### [Requirement]
Render each line of the listing below as an item in one numbered list, leaving out any blank lines.

Element location listings:

^^^^

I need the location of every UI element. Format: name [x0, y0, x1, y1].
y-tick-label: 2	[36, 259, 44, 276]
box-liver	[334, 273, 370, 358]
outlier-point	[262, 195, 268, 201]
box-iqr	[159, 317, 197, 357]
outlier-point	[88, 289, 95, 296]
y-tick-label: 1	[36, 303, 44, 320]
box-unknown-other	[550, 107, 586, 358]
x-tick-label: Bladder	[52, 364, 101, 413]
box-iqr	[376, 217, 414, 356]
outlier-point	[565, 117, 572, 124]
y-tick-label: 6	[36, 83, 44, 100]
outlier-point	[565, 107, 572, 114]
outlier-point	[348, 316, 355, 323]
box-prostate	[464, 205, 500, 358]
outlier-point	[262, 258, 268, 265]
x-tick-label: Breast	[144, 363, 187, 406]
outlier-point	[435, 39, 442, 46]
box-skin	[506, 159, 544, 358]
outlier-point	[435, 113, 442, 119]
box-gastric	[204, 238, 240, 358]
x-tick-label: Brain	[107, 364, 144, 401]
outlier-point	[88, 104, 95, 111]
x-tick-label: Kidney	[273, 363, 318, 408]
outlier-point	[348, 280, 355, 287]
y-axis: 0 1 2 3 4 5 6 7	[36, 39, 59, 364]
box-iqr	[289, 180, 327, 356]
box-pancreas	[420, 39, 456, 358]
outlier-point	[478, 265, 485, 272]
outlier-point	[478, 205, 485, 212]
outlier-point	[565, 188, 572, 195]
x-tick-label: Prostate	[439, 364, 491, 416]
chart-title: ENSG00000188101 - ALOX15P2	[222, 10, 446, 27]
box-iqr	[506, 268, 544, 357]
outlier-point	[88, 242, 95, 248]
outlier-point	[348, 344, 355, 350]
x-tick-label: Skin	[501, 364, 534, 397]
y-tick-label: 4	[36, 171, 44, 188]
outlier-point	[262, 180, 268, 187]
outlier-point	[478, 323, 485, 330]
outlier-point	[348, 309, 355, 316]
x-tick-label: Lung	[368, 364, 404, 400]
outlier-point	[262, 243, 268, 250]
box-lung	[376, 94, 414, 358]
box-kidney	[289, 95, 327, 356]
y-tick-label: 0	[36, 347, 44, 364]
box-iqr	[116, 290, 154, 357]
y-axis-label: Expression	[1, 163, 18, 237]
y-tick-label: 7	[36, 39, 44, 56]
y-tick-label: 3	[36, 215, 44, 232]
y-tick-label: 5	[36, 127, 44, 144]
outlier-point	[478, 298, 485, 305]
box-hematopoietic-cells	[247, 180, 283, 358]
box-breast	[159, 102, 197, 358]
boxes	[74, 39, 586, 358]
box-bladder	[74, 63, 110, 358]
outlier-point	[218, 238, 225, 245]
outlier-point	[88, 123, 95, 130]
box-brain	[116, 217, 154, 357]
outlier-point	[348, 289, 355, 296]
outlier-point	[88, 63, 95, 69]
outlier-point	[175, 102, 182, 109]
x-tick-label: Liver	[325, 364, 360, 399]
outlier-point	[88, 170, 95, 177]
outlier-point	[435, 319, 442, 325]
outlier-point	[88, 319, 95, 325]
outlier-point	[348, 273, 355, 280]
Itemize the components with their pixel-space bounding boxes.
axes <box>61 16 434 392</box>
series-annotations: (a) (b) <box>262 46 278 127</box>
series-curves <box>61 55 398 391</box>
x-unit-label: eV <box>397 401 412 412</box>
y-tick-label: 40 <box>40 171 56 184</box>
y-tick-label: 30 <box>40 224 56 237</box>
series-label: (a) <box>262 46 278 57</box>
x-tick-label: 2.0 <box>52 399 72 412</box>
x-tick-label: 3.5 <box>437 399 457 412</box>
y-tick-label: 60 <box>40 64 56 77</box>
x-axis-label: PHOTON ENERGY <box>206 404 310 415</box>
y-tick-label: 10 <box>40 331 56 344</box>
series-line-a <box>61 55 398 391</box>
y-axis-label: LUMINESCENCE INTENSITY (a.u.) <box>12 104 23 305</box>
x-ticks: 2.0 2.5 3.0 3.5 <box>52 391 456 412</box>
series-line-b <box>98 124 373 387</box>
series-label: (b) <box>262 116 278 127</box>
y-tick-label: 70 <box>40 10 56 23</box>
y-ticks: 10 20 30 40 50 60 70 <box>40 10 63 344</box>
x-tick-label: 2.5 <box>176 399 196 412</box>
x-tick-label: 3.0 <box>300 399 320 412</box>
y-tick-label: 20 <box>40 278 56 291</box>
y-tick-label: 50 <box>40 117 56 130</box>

^^^^

### [Finished task]
1. I need the location of every UI element. Format: name [x0, y0, x1, y1].
2. y-tick-label: 2	[36, 259, 44, 276]
3. box-liver	[334, 273, 370, 358]
4. outlier-point	[262, 195, 268, 201]
5. box-iqr	[159, 317, 197, 357]
6. outlier-point	[88, 289, 95, 296]
7. y-tick-label: 1	[36, 303, 44, 320]
8. box-unknown-other	[550, 107, 586, 358]
9. x-tick-label: Bladder	[52, 364, 101, 413]
10. box-iqr	[376, 217, 414, 356]
11. outlier-point	[565, 117, 572, 124]
12. y-tick-label: 6	[36, 83, 44, 100]
13. outlier-point	[565, 107, 572, 114]
14. outlier-point	[348, 316, 355, 323]
15. box-prostate	[464, 205, 500, 358]
16. outlier-point	[262, 258, 268, 265]
17. x-tick-label: Breast	[144, 363, 187, 406]
18. outlier-point	[435, 39, 442, 46]
19. box-skin	[506, 159, 544, 358]
20. outlier-point	[435, 113, 442, 119]
21. box-gastric	[204, 238, 240, 358]
22. x-tick-label: Brain	[107, 364, 144, 401]
23. outlier-point	[88, 104, 95, 111]
24. x-tick-label: Kidney	[273, 363, 318, 408]
25. outlier-point	[348, 280, 355, 287]
26. y-axis: 0 1 2 3 4 5 6 7	[36, 39, 59, 364]
27. box-iqr	[289, 180, 327, 356]
28. box-pancreas	[420, 39, 456, 358]
29. outlier-point	[478, 265, 485, 272]
30. outlier-point	[478, 205, 485, 212]
31. outlier-point	[565, 188, 572, 195]
32. x-tick-label: Prostate	[439, 364, 491, 416]
33. chart-title: ENSG00000188101 - ALOX15P2	[222, 10, 446, 27]
34. box-iqr	[506, 268, 544, 357]
35. outlier-point	[88, 242, 95, 248]
36. outlier-point	[348, 344, 355, 350]
37. x-tick-label: Skin	[501, 364, 534, 397]
38. y-tick-label: 4	[36, 171, 44, 188]
39. outlier-point	[262, 180, 268, 187]
40. outlier-point	[478, 323, 485, 330]
41. outlier-point	[348, 309, 355, 316]
42. x-tick-label: Lung	[368, 364, 404, 400]
43. outlier-point	[262, 243, 268, 250]
44. box-lung	[376, 94, 414, 358]
45. box-kidney	[289, 95, 327, 356]
46. y-tick-label: 0	[36, 347, 44, 364]
47. box-iqr	[116, 290, 154, 357]
48. y-axis-label: Expression	[1, 163, 18, 237]
49. y-tick-label: 7	[36, 39, 44, 56]
50. y-tick-label: 3	[36, 215, 44, 232]
51. y-tick-label: 5	[36, 127, 44, 144]
52. outlier-point	[478, 298, 485, 305]
53. box-hematopoietic-cells	[247, 180, 283, 358]
54. box-breast	[159, 102, 197, 358]
55. boxes	[74, 39, 586, 358]
56. box-bladder	[74, 63, 110, 358]
57. outlier-point	[218, 238, 225, 245]
58. outlier-point	[88, 123, 95, 130]
59. box-brain	[116, 217, 154, 357]
60. outlier-point	[348, 289, 355, 296]
61. outlier-point	[88, 63, 95, 69]
62. outlier-point	[175, 102, 182, 109]
63. x-tick-label: Liver	[325, 364, 360, 399]
64. outlier-point	[88, 170, 95, 177]
65. outlier-point	[435, 319, 442, 325]
66. outlier-point	[88, 319, 95, 325]
67. outlier-point	[348, 273, 355, 280]
68. Itemize the components with their pixel-space bounding boxes.
69. axes <box>61 16 434 392</box>
70. series-annotations: (a) (b) <box>262 46 278 127</box>
71. series-curves <box>61 55 398 391</box>
72. x-unit-label: eV <box>397 401 412 412</box>
73. y-tick-label: 40 <box>40 171 56 184</box>
74. y-tick-label: 30 <box>40 224 56 237</box>
75. series-label: (a) <box>262 46 278 57</box>
76. x-tick-label: 2.0 <box>52 399 72 412</box>
77. x-tick-label: 3.5 <box>437 399 457 412</box>
78. y-tick-label: 60 <box>40 64 56 77</box>
79. x-axis-label: PHOTON ENERGY <box>206 404 310 415</box>
80. y-tick-label: 10 <box>40 331 56 344</box>
81. series-line-a <box>61 55 398 391</box>
82. y-axis-label: LUMINESCENCE INTENSITY (a.u.) <box>12 104 23 305</box>
83. x-ticks: 2.0 2.5 3.0 3.5 <box>52 391 456 412</box>
84. series-line-b <box>98 124 373 387</box>
85. series-label: (b) <box>262 116 278 127</box>
86. y-tick-label: 70 <box>40 10 56 23</box>
87. y-ticks: 10 20 30 40 50 60 70 <box>40 10 63 344</box>
88. x-tick-label: 2.5 <box>176 399 196 412</box>
89. x-tick-label: 3.0 <box>300 399 320 412</box>
90. y-tick-label: 20 <box>40 278 56 291</box>
91. y-tick-label: 50 <box>40 117 56 130</box>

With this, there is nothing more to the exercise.